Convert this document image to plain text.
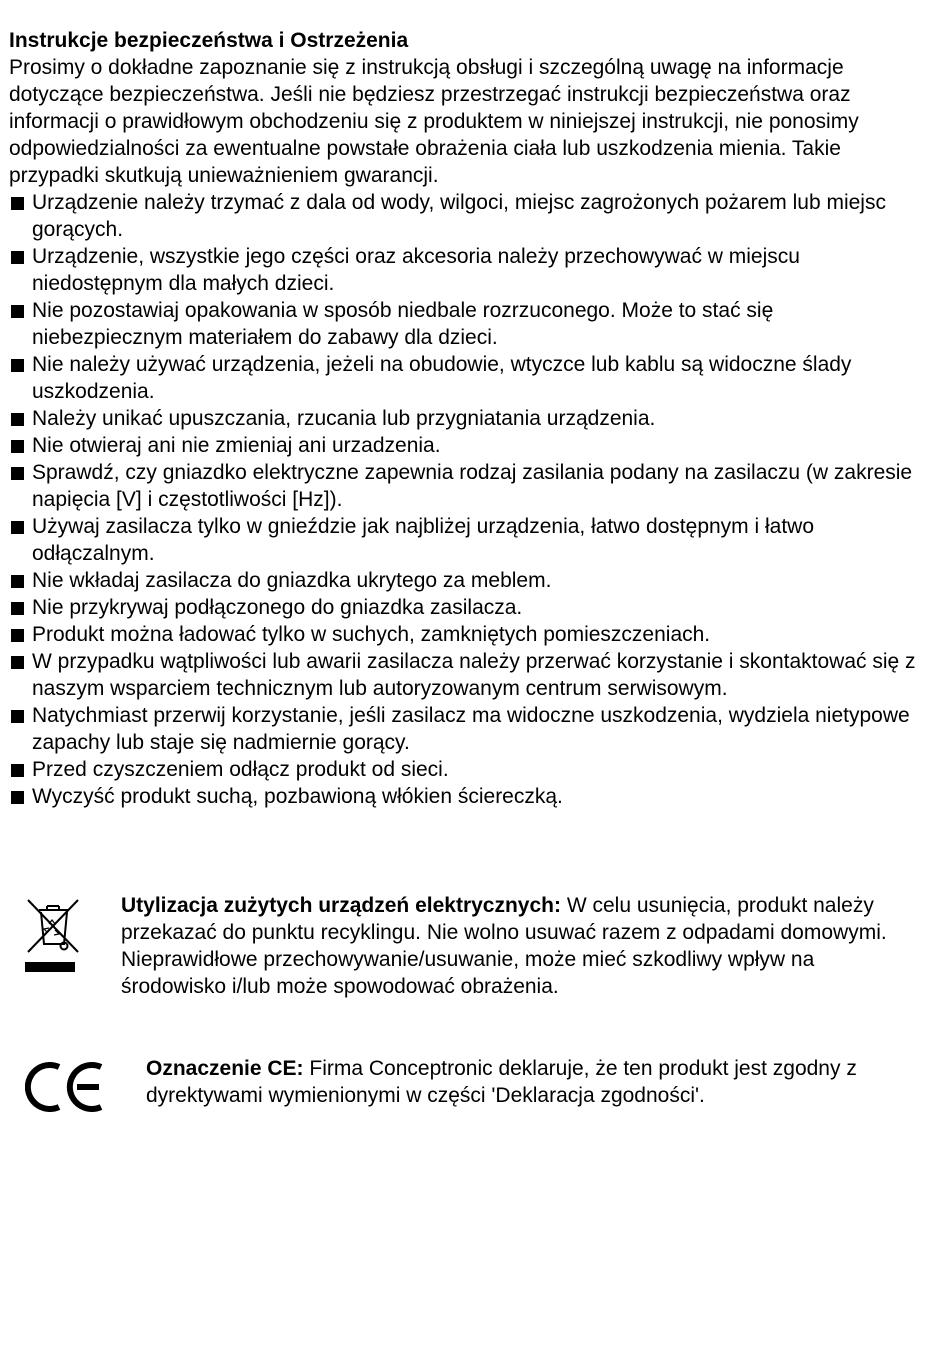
Instrukcje bezpieczeństwa i Ostrzeżenia

Prosimy o dokładne zapoznanie się z instrukcją obsługi i szczególną uwagę na informacje dotyczące bezpieczeństwa. Jeśli nie będziesz przestrzegać instrukcji bezpieczeństwa oraz informacji o prawidłowym obchodzeniu się z produktem w niniejszej instrukcji, nie ponosimy odpowiedzialności za ewentualne powstałe obrażenia ciała lub uszkodzenia mienia. Takie przypadki skutkują unieważnieniem gwarancji.

Urządzenie należy trzymać z dala od wody, wilgoci, miejsc zagrożonych pożarem lub miejsc gorących.
Urządzenie, wszystkie jego części oraz akcesoria należy przechowywać w miejscu niedostępnym dla małych dzieci.
Nie pozostawiaj opakowania w sposób niedbale rozrzuconego. Może to stać się niebezpiecznym materiałem do zabawy dla dzieci.
Nie należy używać urządzenia, jeżeli na obudowie, wtyczce lub kablu są widoczne ślady uszkodzenia.
Należy unikać upuszczania, rzucania lub przygniatania urządzenia.
Nie otwieraj ani nie zmieniaj ani urzadzenia.
Sprawdź, czy gniazdko elektryczne zapewnia rodzaj zasilania podany na zasilaczu (w zakresie napięcia [V] i częstotliwości [Hz]).
Używaj zasilacza tylko w gnieździe jak najbliżej urządzenia, łatwo dostępnym i łatwo odłączalnym.
Nie wkładaj zasilacza do gniazdka ukrytego za meblem.
Nie przykrywaj podłączonego do gniazdka zasilacza.
Produkt można ładować tylko w suchych, zamkniętych pomieszczeniach.
W przypadku wątpliwości lub awarii zasilacza należy przerwać korzystanie i skontaktować się z naszym wsparciem technicznym lub autoryzowanym centrum serwisowym.
Natychmiast przerwij korzystanie, jeśli zasilacz ma widoczne uszkodzenia, wydziela nietypowe zapachy lub staje się nadmiernie gorący.
Przed czyszczeniem odłącz produkt od sieci.
Wyczyść produkt suchą, pozbawioną włókien ściereczką.
Utylizacja zużytych urządzeń elektrycznych: W celu usunięcia, produkt należy przekazać do punktu recyklingu. Nie wolno usuwać razem z odpadami domowymi. Nieprawidłowe przechowywanie/usuwanie, może mieć szkodliwy wpływ na środowisko i/lub może spowodować obrażenia.
Oznaczenie CE: Firma Conceptronic deklaruje, że ten produkt jest zgodny z dyrektywami wymienionymi w części 'Deklaracja zgodności'.
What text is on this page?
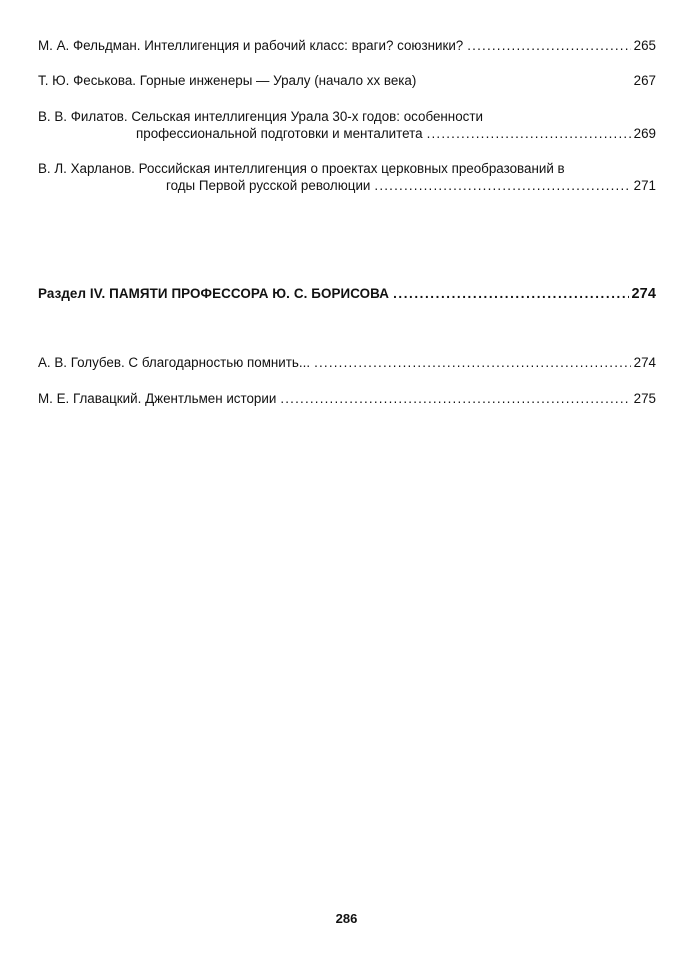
М. А. Фельдман. Интеллигенция и рабочий класс: враги? союзники? .....	265
Т. Ю. Феськова. Горные инженеры — Уралу (начало хх века)	267
В. В. Филатов. Сельская интеллигенция Урала 30-х годов: особенности
профессиональной подготовки и менталитета .....	269
В. Л. Харланов. Российская интеллигенция о проектах церковных преобразований в
годы Первой русской революции .....	271
Раздел IV. ПАМЯТИ ПРОФЕССОРА Ю. С. БОРИСОВА .....	274
А. В. Голубев. С благодарностью помнить... .....	274
М. Е. Главацкий. Джентльмен истории .....	275
286
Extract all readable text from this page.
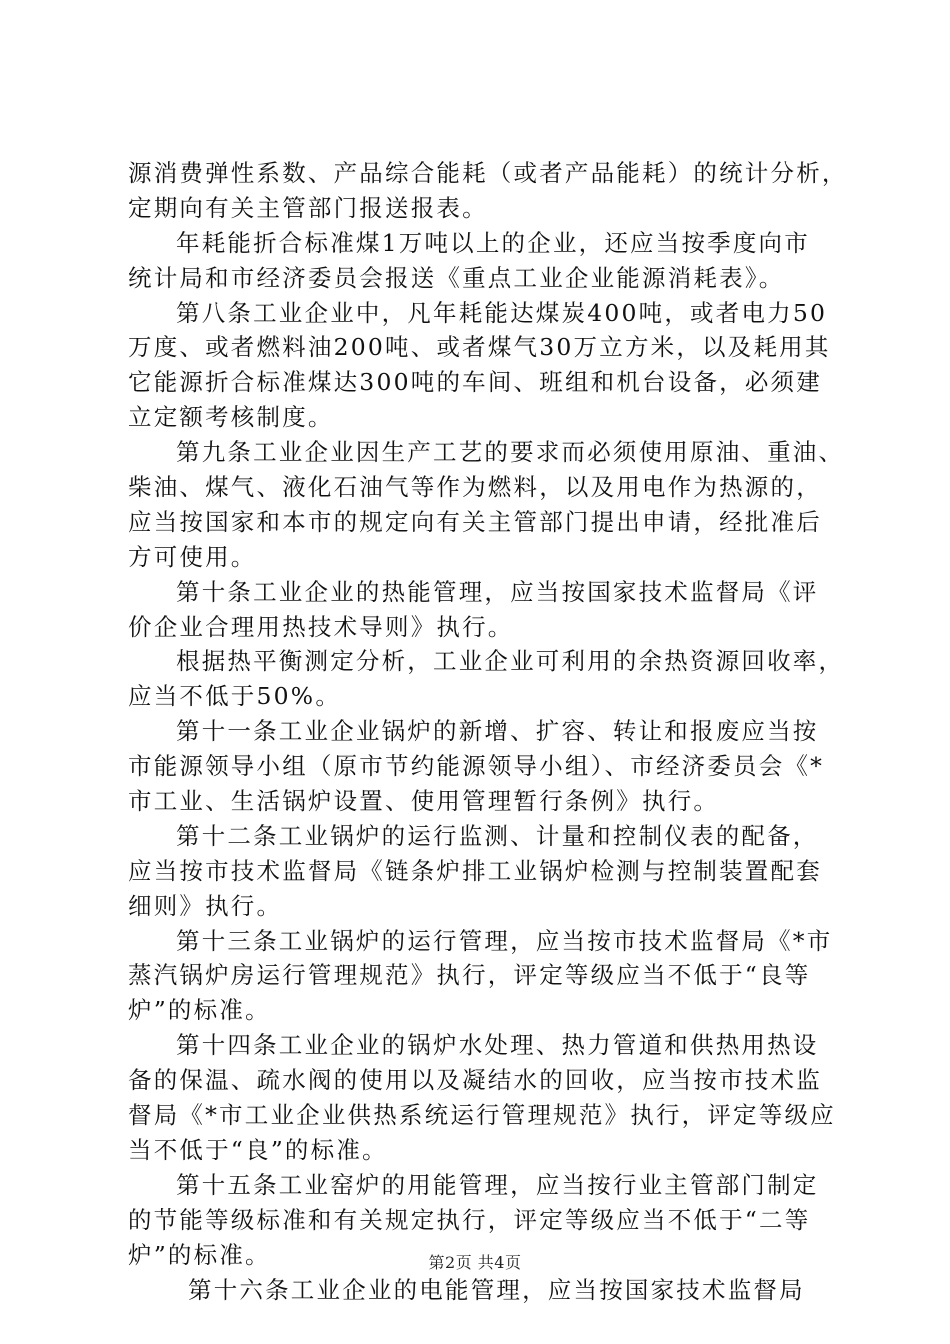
源消费弹性系数、产品综合能耗（或者产品能耗）的统计分析，
定期向有关主管部门报送报表。
年耗能折合标准煤1万吨以上的企业，还应当按季度向市
统计局和市经济委员会报送《重点工业企业能源消耗表》。
第八条工业企业中，凡年耗能达煤炭400吨，或者电力50
万度、或者燃料油200吨、或者煤气30万立方米，以及耗用其
它能源折合标准煤达300吨的车间、班组和机台设备，必须建
立定额考核制度。
第九条工业企业因生产工艺的要求而必须使用原油、重油、
柴油、煤气、液化石油气等作为燃料，以及用电作为热源的，
应当按国家和本市的规定向有关主管部门提出申请，经批准后
方可使用。
第十条工业企业的热能管理，应当按国家技术监督局《评
价企业合理用热技术导则》执行。
根据热平衡测定分析，工业企业可利用的余热资源回收率，
应当不低于50%。
第十一条工业企业锅炉的新增、扩容、转让和报废应当按
市能源领导小组（原市节约能源领导小组）、市经济委员会《*
市工业、生活锅炉设置、使用管理暂行条例》执行。
第十二条工业锅炉的运行监测、计量和控制仪表的配备，
应当按市技术监督局《链条炉排工业锅炉检测与控制装置配套
细则》执行。
第十三条工业锅炉的运行管理，应当按市技术监督局《*市
蒸汽锅炉房运行管理规范》执行，评定等级应当不低于“良等
炉”的标准。
第十四条工业企业的锅炉水处理、热力管道和供热用热设
备的保温、疏水阀的使用以及凝结水的回收，应当按市技术监
督局《*市工业企业供热系统运行管理规范》执行，评定等级应
当不低于“良”的标准。
第十五条工业窑炉的用能管理，应当按行业主管部门制定
的节能等级标准和有关规定执行，评定等级应当不低于“二等
炉”的标准。
第十六条工业企业的电能管理，应当按国家技术监督局
第2页 共4页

-----

- _What the task asks_:
Repeat all the data as it stands, dropping any images it holds.

- _Solution to this task_:
Convert this document image to plain text.
Instrukcje bezpieczeństwa i Ostrzeżenia

Prosimy o dokładne zapoznanie się z instrukcją obsługi i szczególną uwagę na informacje dotyczące bezpieczeństwa. Jeśli nie będziesz przestrzegać instrukcji bezpieczeństwa oraz informacji o prawidłowym obchodzeniu się z produktem w niniejszej instrukcji, nie ponosimy odpowiedzialności za ewentualne powstałe obrażenia ciała lub uszkodzenia mienia. Takie przypadki skutkują unieważnieniem gwarancji.

Urządzenie należy trzymać z dala od wody, wilgoci, miejsc zagrożonych pożarem lub miejsc gorących.
Urządzenie, wszystkie jego części oraz akcesoria należy przechowywać w miejscu niedostępnym dla małych dzieci.
Nie pozostawiaj opakowania w sposób niedbale rozrzuconego. Może to stać się niebezpiecznym materiałem do zabawy dla dzieci.
Nie należy używać urządzenia, jeżeli na obudowie, wtyczce lub kablu są widoczne ślady uszkodzenia.
Należy unikać upuszczania, rzucania lub przygniatania urządzenia.
Nie otwieraj ani nie zmieniaj ani urzadzenia.
Sprawdź, czy gniazdko elektryczne zapewnia rodzaj zasilania podany na zasilaczu (w zakresie napięcia [V] i częstotliwości [Hz]).
Używaj zasilacza tylko w gnieździe jak najbliżej urządzenia, łatwo dostępnym i łatwo odłączalnym.
Nie wkładaj zasilacza do gniazdka ukrytego za meblem.
Nie przykrywaj podłączonego do gniazdka zasilacza.
Produkt można ładować tylko w suchych, zamkniętych pomieszczeniach.
W przypadku wątpliwości lub awarii zasilacza należy przerwać korzystanie i skontaktować się z naszym wsparciem technicznym lub autoryzowanym centrum serwisowym.
Natychmiast przerwij korzystanie, jeśli zasilacz ma widoczne uszkodzenia, wydziela nietypowe zapachy lub staje się nadmiernie gorący.
Przed czyszczeniem odłącz produkt od sieci.
Wyczyść produkt suchą, pozbawioną włókien ściereczką.
Utylizacja zużytych urządzeń elektrycznych: W celu usunięcia, produkt należy przekazać do punktu recyklingu. Nie wolno usuwać razem z odpadami domowymi. Nieprawidłowe przechowywanie/usuwanie, może mieć szkodliwy wpływ na środowisko i/lub może spowodować obrażenia.
Oznaczenie CE: Firma Conceptronic deklaruje, że ten produkt jest zgodny z dyrektywami wymienionymi w części 'Deklaracja zgodności'.
What text is on this page?
М. А. Фельдман. Интеллигенция и рабочий класс: враги? союзники? .....	265
Т. Ю. Феськова. Горные инженеры — Уралу (начало хх века)	267
В. В. Филатов. Сельская интеллигенция Урала 30-х годов: особенности
профессиональной подготовки и менталитета .....	269
В. Л. Харланов. Российская интеллигенция о проектах церковных преобразований в
годы Первой русской революции .....	271
Раздел IV. ПАМЯТИ ПРОФЕССОРА Ю. С. БОРИСОВА .....	274
А. В. Голубев. С благодарностью помнить... .....	274
М. Е. Главацкий. Джентльмен истории .....	275
286
Extract all readable text from this page.
源消费弹性系数、产品综合能耗（或者产品能耗）的统计分析，
定期向有关主管部门报送报表。
年耗能折合标准煤1万吨以上的企业，还应当按季度向市
统计局和市经济委员会报送《重点工业企业能源消耗表》。
第八条工业企业中，凡年耗能达煤炭400吨，或者电力50
万度、或者燃料油200吨、或者煤气30万立方米，以及耗用其
它能源折合标准煤达300吨的车间、班组和机台设备，必须建
立定额考核制度。
第九条工业企业因生产工艺的要求而必须使用原油、重油、
柴油、煤气、液化石油气等作为燃料，以及用电作为热源的，
应当按国家和本市的规定向有关主管部门提出申请，经批准后
方可使用。
第十条工业企业的热能管理，应当按国家技术监督局《评
价企业合理用热技术导则》执行。
根据热平衡测定分析，工业企业可利用的余热资源回收率，
应当不低于50%。
第十一条工业企业锅炉的新增、扩容、转让和报废应当按
市能源领导小组（原市节约能源领导小组）、市经济委员会《*
市工业、生活锅炉设置、使用管理暂行条例》执行。
第十二条工业锅炉的运行监测、计量和控制仪表的配备，
应当按市技术监督局《链条炉排工业锅炉检测与控制装置配套
细则》执行。
第十三条工业锅炉的运行管理，应当按市技术监督局《*市
蒸汽锅炉房运行管理规范》执行，评定等级应当不低于“良等
炉”的标准。
第十四条工业企业的锅炉水处理、热力管道和供热用热设
备的保温、疏水阀的使用以及凝结水的回收，应当按市技术监
督局《*市工业企业供热系统运行管理规范》执行，评定等级应
当不低于“良”的标准。
第十五条工业窑炉的用能管理，应当按行业主管部门制定
的节能等级标准和有关规定执行，评定等级应当不低于“二等
炉”的标准。
第十六条工业企业的电能管理，应当按国家技术监督局
第2页 共4页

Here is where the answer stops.